(Request) Rewrite each of the lines below, replacing "bbox" with "bounding box" and leaving everything else unchanged. Omit the pictures from your answer.

(Records provided)
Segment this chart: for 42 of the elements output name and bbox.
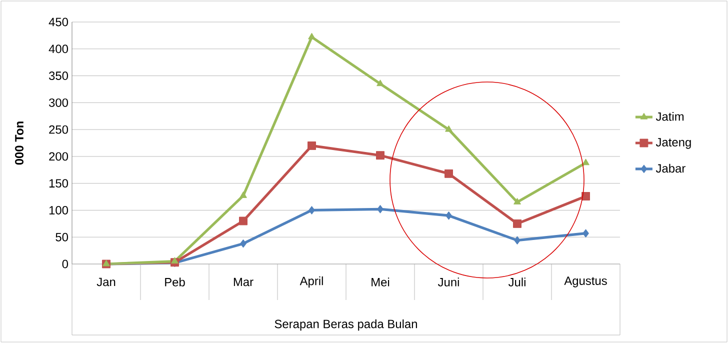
point <box>308 32 316 40</box>
x-axis-title: Serapan Beras pada Bulan <box>274 319 417 331</box>
point <box>582 158 590 166</box>
point <box>377 204 384 214</box>
point <box>445 125 452 132</box>
point <box>582 229 589 238</box>
y-tick-label: 350 <box>48 72 68 80</box>
y-tick-label: 400 <box>48 44 68 54</box>
point <box>376 80 384 86</box>
y-tick-label: 0 <box>62 260 68 268</box>
point <box>444 169 453 178</box>
point <box>240 239 246 248</box>
point <box>376 151 384 160</box>
x-tick-label: Mar <box>234 278 254 286</box>
point <box>513 219 522 228</box>
legend-label: Jabar <box>656 164 686 173</box>
y-tick-label: 300 <box>48 98 68 107</box>
y-tick-label: 50 <box>56 232 68 242</box>
x-tick-label: Jan <box>96 278 116 286</box>
x-tick-label: Juni <box>438 278 459 286</box>
point <box>308 141 316 150</box>
point <box>514 236 520 245</box>
point <box>308 206 315 214</box>
point <box>171 257 178 264</box>
point <box>446 211 452 220</box>
point <box>239 216 248 226</box>
y-axis-title: 000 Ton <box>15 122 24 165</box>
x-tick-label: Juli <box>508 278 526 286</box>
y-tick-label: 250 <box>49 125 68 134</box>
y-tick-label: 150 <box>49 179 68 188</box>
legend-label: Jateng <box>656 138 691 149</box>
y-tick-label: 200 <box>49 152 68 161</box>
x-tick-label: Mei <box>372 278 390 286</box>
x-tick-label: Peb <box>165 278 185 286</box>
point <box>240 191 247 198</box>
point <box>514 198 521 204</box>
point <box>582 192 590 200</box>
x-tick-label: April <box>300 276 323 288</box>
y-tick-label: 450 <box>48 18 68 26</box>
y-tick-label: 100 <box>49 206 68 214</box>
legend-label: Jatim <box>656 112 684 121</box>
x-tick-label: Agustus <box>564 276 607 288</box>
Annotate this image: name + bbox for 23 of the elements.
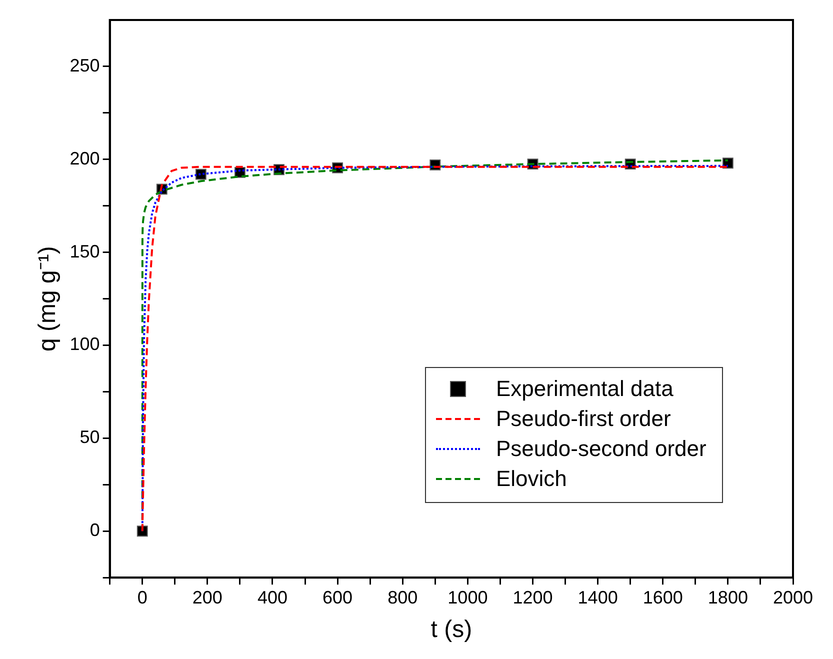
y-tick-label: 150 [70,241,100,262]
x-tick-label: 1200 [512,587,553,608]
x-tick-label: 400 [257,587,288,608]
y-axis-title: q (mg g⁻¹) [34,246,62,352]
x-axis-title: t (s) [430,616,472,644]
y-tick-label: 50 [80,427,100,448]
x-tick-label: 200 [192,587,222,608]
y-tick-label: 250 [70,55,100,76]
x-tick-label: 1400 [578,587,618,608]
legend-label: Elovich [496,466,567,492]
x-tick-label: 1000 [448,587,488,608]
y-tick-label: 200 [70,148,100,168]
legend-label: Pseudo-second order [496,436,706,462]
x-tick-label: 1600 [642,587,683,608]
legend-label: Experimental data [496,376,674,402]
x-tick-label: 1800 [708,587,748,608]
x-tick-label: 2000 [772,587,814,608]
legend-label: Pseudo-first order [496,406,671,432]
x-tick-label: 800 [388,587,418,608]
x-tick-label: 600 [322,587,353,608]
y-tick-label: 100 [70,334,100,354]
x-tick-label: 0 [137,587,148,608]
y-tick-label: 0 [90,520,100,540]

(Result below)
Segment this chart: for 42 of the elements output name and bounding box.
point <box>308 32 316 40</box>
x-axis-title: Serapan Beras pada Bulan <box>274 319 417 331</box>
point <box>582 158 590 166</box>
point <box>377 204 384 214</box>
point <box>445 125 452 132</box>
point <box>582 229 589 238</box>
y-tick-label: 350 <box>48 72 68 80</box>
y-tick-label: 400 <box>48 44 68 54</box>
point <box>376 80 384 86</box>
y-tick-label: 0 <box>62 260 68 268</box>
point <box>444 169 453 178</box>
point <box>240 239 246 248</box>
point <box>376 151 384 160</box>
x-tick-label: Mar <box>234 278 254 286</box>
point <box>513 219 522 228</box>
legend-label: Jabar <box>656 164 686 173</box>
y-tick-label: 300 <box>48 98 68 107</box>
y-tick-label: 50 <box>56 232 68 242</box>
x-tick-label: Jan <box>96 278 116 286</box>
x-tick-label: Juni <box>438 278 459 286</box>
point <box>308 141 316 150</box>
point <box>514 236 520 245</box>
point <box>308 206 315 214</box>
point <box>171 257 178 264</box>
point <box>446 211 452 220</box>
point <box>239 216 248 226</box>
y-axis-title: 000 Ton <box>15 122 24 165</box>
x-tick-label: Juli <box>508 278 526 286</box>
y-tick-label: 250 <box>49 125 68 134</box>
y-tick-label: 150 <box>49 179 68 188</box>
legend-label: Jateng <box>656 138 691 149</box>
y-tick-label: 200 <box>49 152 68 161</box>
x-tick-label: Mei <box>372 278 390 286</box>
x-tick-label: Peb <box>165 278 185 286</box>
point <box>240 191 247 198</box>
point <box>514 198 521 204</box>
point <box>582 192 590 200</box>
x-tick-label: April <box>300 276 323 288</box>
y-tick-label: 450 <box>48 18 68 26</box>
y-tick-label: 100 <box>49 206 68 214</box>
legend-label: Jatim <box>656 112 684 121</box>
x-tick-label: Agustus <box>564 276 607 288</box>
Annotate this image: name + bounding box for 23 of the elements.
y-tick-label: 150 [70,241,100,262]
x-tick-label: 1200 [512,587,553,608]
x-tick-label: 400 [257,587,288,608]
y-axis-title: q (mg g⁻¹) [34,246,62,352]
x-axis-title: t (s) [430,616,472,644]
y-tick-label: 50 [80,427,100,448]
x-tick-label: 200 [192,587,222,608]
y-tick-label: 250 [70,55,100,76]
x-tick-label: 1400 [578,587,618,608]
legend-label: Elovich [496,466,567,492]
x-tick-label: 1000 [448,587,488,608]
y-tick-label: 200 [70,148,100,168]
legend-label: Pseudo-second order [496,436,706,462]
x-tick-label: 1600 [642,587,683,608]
legend-label: Experimental data [496,376,674,402]
x-tick-label: 1800 [708,587,748,608]
x-tick-label: 2000 [772,587,814,608]
legend-label: Pseudo-first order [496,406,671,432]
x-tick-label: 800 [388,587,418,608]
x-tick-label: 600 [322,587,353,608]
y-tick-label: 100 [70,334,100,354]
x-tick-label: 0 [137,587,148,608]
y-tick-label: 0 [90,520,100,540]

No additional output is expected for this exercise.